GOAL =>
An exact copy of every record is needed.

* * * *

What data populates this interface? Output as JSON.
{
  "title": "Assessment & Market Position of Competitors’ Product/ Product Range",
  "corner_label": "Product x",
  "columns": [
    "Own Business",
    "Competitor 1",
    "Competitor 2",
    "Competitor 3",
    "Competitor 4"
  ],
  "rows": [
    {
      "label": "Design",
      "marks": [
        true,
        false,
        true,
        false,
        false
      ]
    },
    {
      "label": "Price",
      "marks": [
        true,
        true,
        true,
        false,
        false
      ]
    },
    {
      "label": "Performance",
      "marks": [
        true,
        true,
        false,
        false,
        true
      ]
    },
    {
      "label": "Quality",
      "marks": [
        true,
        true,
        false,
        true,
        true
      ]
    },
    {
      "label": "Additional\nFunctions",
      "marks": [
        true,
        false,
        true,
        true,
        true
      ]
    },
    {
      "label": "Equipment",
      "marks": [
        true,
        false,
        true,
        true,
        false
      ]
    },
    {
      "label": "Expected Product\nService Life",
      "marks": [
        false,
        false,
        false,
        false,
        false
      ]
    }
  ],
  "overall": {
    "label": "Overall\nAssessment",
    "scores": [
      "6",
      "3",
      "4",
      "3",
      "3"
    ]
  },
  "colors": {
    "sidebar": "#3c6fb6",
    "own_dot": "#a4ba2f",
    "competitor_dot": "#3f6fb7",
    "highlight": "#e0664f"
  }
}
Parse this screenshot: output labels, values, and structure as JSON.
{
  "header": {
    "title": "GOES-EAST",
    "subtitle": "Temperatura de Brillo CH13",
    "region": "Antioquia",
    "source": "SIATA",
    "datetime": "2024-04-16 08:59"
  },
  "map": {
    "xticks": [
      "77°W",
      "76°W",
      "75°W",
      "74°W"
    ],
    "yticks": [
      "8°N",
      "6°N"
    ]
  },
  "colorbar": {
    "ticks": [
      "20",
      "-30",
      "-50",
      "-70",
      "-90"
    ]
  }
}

* * * *

EXERCISE OUTPUT =>
What data populates this interface? Output as JSON.
{
  "title": "Assessment & Market Position of Competitors’ Product/ Product Range",
  "corner_label": "Product x",
  "columns": [
    "Own Business",
    "Competitor 1",
    "Competitor 2",
    "Competitor 3",
    "Competitor 4"
  ],
  "rows": [
    {
      "label": "Design",
      "marks": [
        true,
        false,
        true,
        false,
        false
      ]
    },
    {
      "label": "Price",
      "marks": [
        true,
        true,
        true,
        false,
        false
      ]
    },
    {
      "label": "Performance",
      "marks": [
        true,
        true,
        false,
        false,
        true
      ]
    },
    {
      "label": "Quality",
      "marks": [
        true,
        true,
        false,
        true,
        true
      ]
    },
    {
      "label": "Additional\nFunctions",
      "marks": [
        true,
        false,
        true,
        true,
        true
      ]
    },
    {
      "label": "Equipment",
      "marks": [
        true,
        false,
        true,
        true,
        false
      ]
    },
    {
      "label": "Expected Product\nService Life",
      "marks": [
        false,
        false,
        false,
        false,
        false
      ]
    }
  ],
  "overall": {
    "label": "Overall\nAssessment",
    "scores": [
      "6",
      "3",
      "4",
      "3",
      "3"
    ]
  },
  "colors": {
    "sidebar": "#3c6fb6",
    "own_dot": "#a4ba2f",
    "competitor_dot": "#3f6fb7",
    "highlight": "#e0664f"
  }
}
Parse this screenshot: output labels, values, and structure as JSON.
{
  "header": {
    "title": "GOES-EAST",
    "subtitle": "Temperatura de Brillo CH13",
    "region": "Antioquia",
    "source": "SIATA",
    "datetime": "2024-04-16 08:59"
  },
  "map": {
    "xticks": [
      "77°W",
      "76°W",
      "75°W",
      "74°W"
    ],
    "yticks": [
      "8°N",
      "6°N"
    ]
  },
  "colorbar": {
    "ticks": [
      "20",
      "-30",
      "-50",
      "-70",
      "-90"
    ]
  }
}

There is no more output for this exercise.